_Exercise directions_:
Wherever "Abweichung" appears in a line, copy that line.

_Figure dataset records_:
--------------------------------
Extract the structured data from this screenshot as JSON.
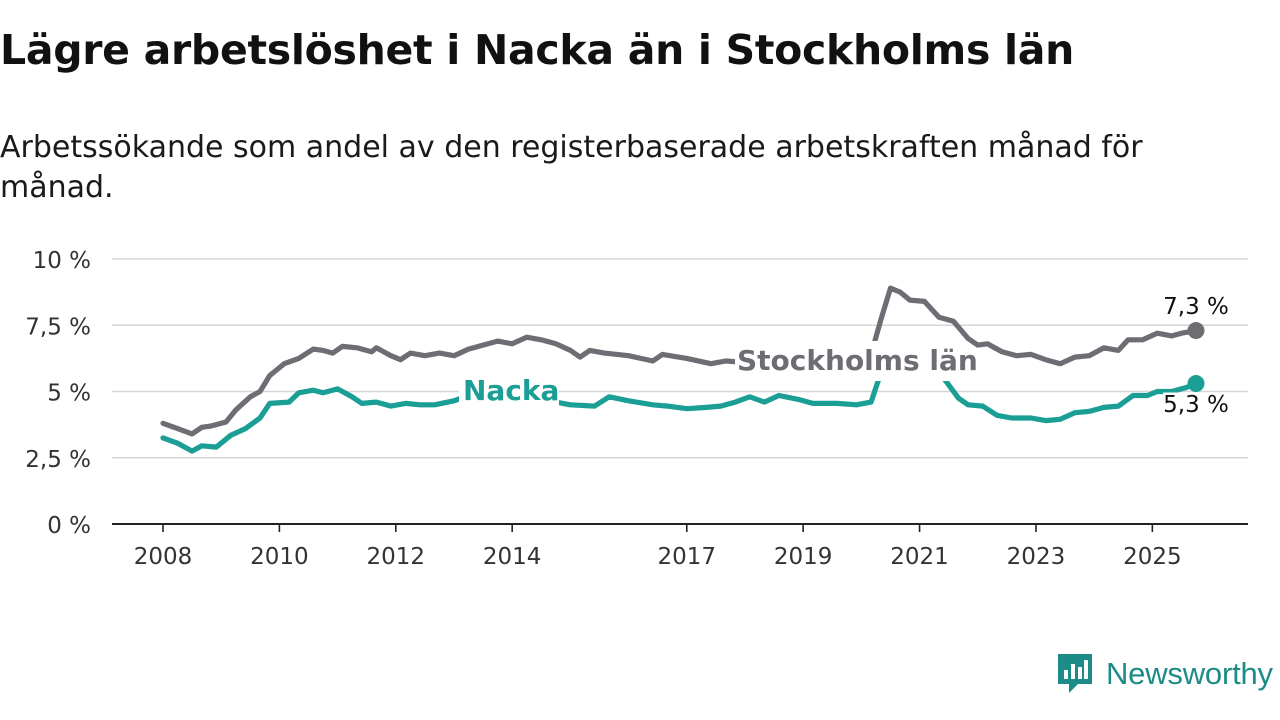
{
  "title": "Lägre arbetslöshet i Nacka än i Stockholms län",
  "subtitle": "Arbetssökande som andel av den registerbaserade arbetskraften månad för månad.",
  "brand": {
    "name": "Newsworthy",
    "color": "#1d8b87"
  },
  "chart_data": {
    "type": "line",
    "x_axis": {
      "tick_labels": [
        "2008",
        "2010",
        "2012",
        "2014",
        "2017",
        "2019",
        "2021",
        "2023",
        "2025"
      ],
      "range": [
        "2008-01",
        "2025-10"
      ]
    },
    "y_axis": {
      "tick_labels": [
        "0 %",
        "2,5 %",
        "5 %",
        "7,5 %",
        "10 %"
      ],
      "ticks": [
        0,
        2.5,
        5,
        7.5,
        10
      ],
      "range": [
        0,
        10
      ],
      "grid": true
    },
    "series": [
      {
        "name": "Stockholms län",
        "color": "#6e6d73",
        "end_label": "7,3 %",
        "points": [
          [
            "2008-01",
            3.8
          ],
          [
            "2008-04",
            3.6
          ],
          [
            "2008-07",
            3.4
          ],
          [
            "2008-09",
            3.65
          ],
          [
            "2008-11",
            3.7
          ],
          [
            "2009-02",
            3.85
          ],
          [
            "2009-04",
            4.3
          ],
          [
            "2009-07",
            4.8
          ],
          [
            "2009-09",
            5.0
          ],
          [
            "2009-11",
            5.6
          ],
          [
            "2010-02",
            6.05
          ],
          [
            "2010-05",
            6.25
          ],
          [
            "2010-08",
            6.6
          ],
          [
            "2010-10",
            6.55
          ],
          [
            "2010-12",
            6.45
          ],
          [
            "2011-02",
            6.7
          ],
          [
            "2011-05",
            6.65
          ],
          [
            "2011-08",
            6.5
          ],
          [
            "2011-09",
            6.65
          ],
          [
            "2011-12",
            6.35
          ],
          [
            "2012-02",
            6.2
          ],
          [
            "2012-04",
            6.45
          ],
          [
            "2012-07",
            6.35
          ],
          [
            "2012-10",
            6.45
          ],
          [
            "2013-01",
            6.35
          ],
          [
            "2013-04",
            6.6
          ],
          [
            "2013-07",
            6.75
          ],
          [
            "2013-10",
            6.9
          ],
          [
            "2014-01",
            6.8
          ],
          [
            "2014-04",
            7.05
          ],
          [
            "2014-07",
            6.95
          ],
          [
            "2014-10",
            6.8
          ],
          [
            "2015-01",
            6.55
          ],
          [
            "2015-03",
            6.3
          ],
          [
            "2015-05",
            6.55
          ],
          [
            "2015-08",
            6.45
          ],
          [
            "2016-01",
            6.35
          ],
          [
            "2016-06",
            6.15
          ],
          [
            "2016-08",
            6.4
          ],
          [
            "2017-01",
            6.25
          ],
          [
            "2017-06",
            6.05
          ],
          [
            "2017-09",
            6.15
          ],
          [
            "2018-01",
            6.1
          ],
          [
            "2018-04",
            6.15
          ],
          [
            "2018-08",
            6.05
          ],
          [
            "2019-01",
            6.2
          ],
          [
            "2019-06",
            6.15
          ],
          [
            "2019-09",
            6.1
          ],
          [
            "2020-01",
            6.15
          ],
          [
            "2020-03",
            6.4
          ],
          [
            "2020-05",
            7.7
          ],
          [
            "2020-07",
            8.9
          ],
          [
            "2020-09",
            8.75
          ],
          [
            "2020-11",
            8.45
          ],
          [
            "2021-02",
            8.4
          ],
          [
            "2021-05",
            7.8
          ],
          [
            "2021-08",
            7.65
          ],
          [
            "2021-11",
            7.0
          ],
          [
            "2022-01",
            6.75
          ],
          [
            "2022-03",
            6.8
          ],
          [
            "2022-06",
            6.5
          ],
          [
            "2022-09",
            6.35
          ],
          [
            "2022-12",
            6.4
          ],
          [
            "2023-03",
            6.2
          ],
          [
            "2023-06",
            6.05
          ],
          [
            "2023-09",
            6.3
          ],
          [
            "2023-12",
            6.35
          ],
          [
            "2024-03",
            6.65
          ],
          [
            "2024-06",
            6.55
          ],
          [
            "2024-08",
            6.95
          ],
          [
            "2024-11",
            6.95
          ],
          [
            "2025-02",
            7.2
          ],
          [
            "2025-05",
            7.1
          ],
          [
            "2025-07",
            7.2
          ],
          [
            "2025-10",
            7.3
          ]
        ]
      },
      {
        "name": "Nacka",
        "color": "#1b9e95",
        "end_label": "5,3 %",
        "points": [
          [
            "2008-01",
            3.25
          ],
          [
            "2008-04",
            3.05
          ],
          [
            "2008-07",
            2.75
          ],
          [
            "2008-09",
            2.95
          ],
          [
            "2008-12",
            2.9
          ],
          [
            "2009-03",
            3.35
          ],
          [
            "2009-06",
            3.6
          ],
          [
            "2009-09",
            4.0
          ],
          [
            "2009-11",
            4.55
          ],
          [
            "2010-03",
            4.6
          ],
          [
            "2010-05",
            4.95
          ],
          [
            "2010-08",
            5.05
          ],
          [
            "2010-10",
            4.95
          ],
          [
            "2011-01",
            5.1
          ],
          [
            "2011-04",
            4.8
          ],
          [
            "2011-06",
            4.55
          ],
          [
            "2011-09",
            4.6
          ],
          [
            "2011-12",
            4.45
          ],
          [
            "2012-03",
            4.55
          ],
          [
            "2012-06",
            4.5
          ],
          [
            "2012-09",
            4.5
          ],
          [
            "2013-01",
            4.65
          ],
          [
            "2013-04",
            4.85
          ],
          [
            "2013-07",
            4.95
          ],
          [
            "2014-01",
            4.85
          ],
          [
            "2014-07",
            4.7
          ],
          [
            "2015-01",
            4.5
          ],
          [
            "2015-06",
            4.45
          ],
          [
            "2015-09",
            4.8
          ],
          [
            "2016-01",
            4.65
          ],
          [
            "2016-06",
            4.5
          ],
          [
            "2016-09",
            4.45
          ],
          [
            "2017-01",
            4.35
          ],
          [
            "2017-05",
            4.4
          ],
          [
            "2017-08",
            4.45
          ],
          [
            "2017-11",
            4.6
          ],
          [
            "2018-02",
            4.8
          ],
          [
            "2018-05",
            4.6
          ],
          [
            "2018-08",
            4.85
          ],
          [
            "2018-12",
            4.7
          ],
          [
            "2019-03",
            4.55
          ],
          [
            "2019-08",
            4.55
          ],
          [
            "2019-12",
            4.5
          ],
          [
            "2020-03",
            4.6
          ],
          [
            "2020-05",
            5.7
          ],
          [
            "2020-07",
            6.8
          ],
          [
            "2020-09",
            6.75
          ],
          [
            "2020-12",
            6.3
          ],
          [
            "2021-03",
            5.7
          ],
          [
            "2021-06",
            5.5
          ],
          [
            "2021-09",
            4.75
          ],
          [
            "2021-11",
            4.5
          ],
          [
            "2022-02",
            4.45
          ],
          [
            "2022-05",
            4.1
          ],
          [
            "2022-08",
            4.0
          ],
          [
            "2022-12",
            4.0
          ],
          [
            "2023-03",
            3.9
          ],
          [
            "2023-06",
            3.95
          ],
          [
            "2023-09",
            4.2
          ],
          [
            "2023-12",
            4.25
          ],
          [
            "2024-03",
            4.4
          ],
          [
            "2024-06",
            4.45
          ],
          [
            "2024-09",
            4.85
          ],
          [
            "2024-12",
            4.85
          ],
          [
            "2025-02",
            5.0
          ],
          [
            "2025-05",
            5.0
          ],
          [
            "2025-08",
            5.15
          ],
          [
            "2025-10",
            5.3
          ]
        ]
      }
    ]
  }
}
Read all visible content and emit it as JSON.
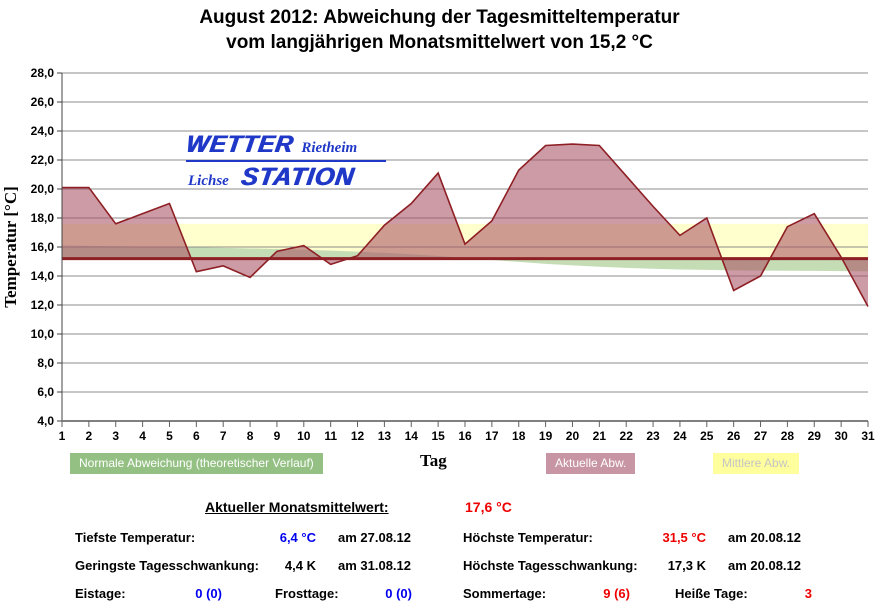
{
  "title_line1": "August 2012: Abweichung der Tagesmitteltemperatur",
  "title_line2": "vom langjährigen Monatsmittelwert von 15,2 °C",
  "logo": {
    "line1_main": "WETTER",
    "line1_side": "Rietheim",
    "line2_side": "Lichse",
    "line2_main": "STATION"
  },
  "colors": {
    "value_blue": "#0000ee",
    "value_red": "#ee0000",
    "logo_blue": "#2038c8",
    "line_dark_red": "#8e1f24",
    "band_yellow": "#ffffcd",
    "band_green": "#c5ddb5",
    "fill_pink": "#a85264",
    "grid_gray": "#8c8c8c",
    "chip_green": "#94c084",
    "chip_pink": "#c795a3",
    "chip_yellow": "#ffff9e",
    "chip_yellow_text": "#c4c4c4"
  },
  "chart_data": {
    "type": "area",
    "title": "August 2012: Abweichung der Tagesmitteltemperatur vom langjährigen Monatsmittelwert von 15,2 °C",
    "xlabel": "Tag",
    "ylabel": "Temperatur [°C]",
    "xlim": [
      1,
      31
    ],
    "ylim": [
      4.0,
      28.0
    ],
    "ytick_step": 2,
    "grid": true,
    "baseline_mean": 15.2,
    "days": [
      1,
      2,
      3,
      4,
      5,
      6,
      7,
      8,
      9,
      10,
      11,
      12,
      13,
      14,
      15,
      16,
      17,
      18,
      19,
      20,
      21,
      22,
      23,
      24,
      25,
      26,
      27,
      28,
      29,
      30,
      31
    ],
    "series": [
      {
        "name": "Aktuelle Abw.",
        "kind": "line_area_vs_baseline",
        "values": [
          20.1,
          20.1,
          17.6,
          18.3,
          19.0,
          14.3,
          14.7,
          13.9,
          15.7,
          16.1,
          14.8,
          15.4,
          17.5,
          19.0,
          21.1,
          16.2,
          17.8,
          21.3,
          23.0,
          23.1,
          23.0,
          20.9,
          18.8,
          16.8,
          18.0,
          13.0,
          14.0,
          17.4,
          18.3,
          15.3,
          11.9
        ]
      },
      {
        "name": "Normale Abweichung (theoretischer Verlauf)",
        "kind": "area_vs_baseline",
        "values": [
          16.1,
          16.08,
          16.05,
          16.03,
          16.0,
          15.97,
          15.94,
          15.9,
          15.86,
          15.81,
          15.75,
          15.68,
          15.6,
          15.5,
          15.38,
          15.25,
          15.11,
          14.97,
          14.84,
          14.73,
          14.64,
          14.56,
          14.5,
          14.45,
          14.42,
          14.39,
          14.37,
          14.36,
          14.35,
          14.34,
          14.33
        ]
      },
      {
        "name": "Mittlere Abw.",
        "kind": "band",
        "from": 15.2,
        "to": 17.6
      }
    ]
  },
  "legend": {
    "normal_label": "Normale Abweichung (theoretischer Verlauf)",
    "x_axis_label": "Tag",
    "aktuelle_label": "Aktuelle Abw.",
    "mittlere_label": "Mittlere Abw."
  },
  "stats": {
    "header_label": "Aktueller Monatsmittelwert:",
    "header_value": "17,6 °C",
    "tiefste_label": "Tiefste Temperatur:",
    "tiefste_value": "6,4 °C",
    "tiefste_date": "am 27.08.12",
    "hoechste_label": "Höchste Temperatur:",
    "hoechste_value": "31,5 °C",
    "hoechste_date": "am 20.08.12",
    "geringste_label": "Geringste Tagesschwankung:",
    "geringste_value": "4,4 K",
    "geringste_date": "am 31.08.12",
    "hoechste_schw_label": "Höchste Tagesschwankung:",
    "hoechste_schw_value": "17,3 K",
    "hoechste_schw_date": "am 20.08.12",
    "eistage_label": "Eistage:",
    "eistage_value": "0 (0)",
    "frosttage_label": "Frosttage:",
    "frosttage_value": "0 (0)",
    "sommertage_label": "Sommertage:",
    "sommertage_value": "9 (6)",
    "heisse_label": "Heiße Tage:",
    "heisse_value": "3"
  }
}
--------------------------------
_Output for this exercise_:
  "title_line1": "August 2012: Abweichung der Tagesmitteltemperatur",
    "title": "August 2012: Abweichung der Tagesmitteltemperatur vom langjährigen Monatsmittelwert von 15,2 °C",
        "name": "Normale Abweichung (theoretischer Verlauf)",
    "normal_label": "Normale Abweichung (theoretischer Verlauf)",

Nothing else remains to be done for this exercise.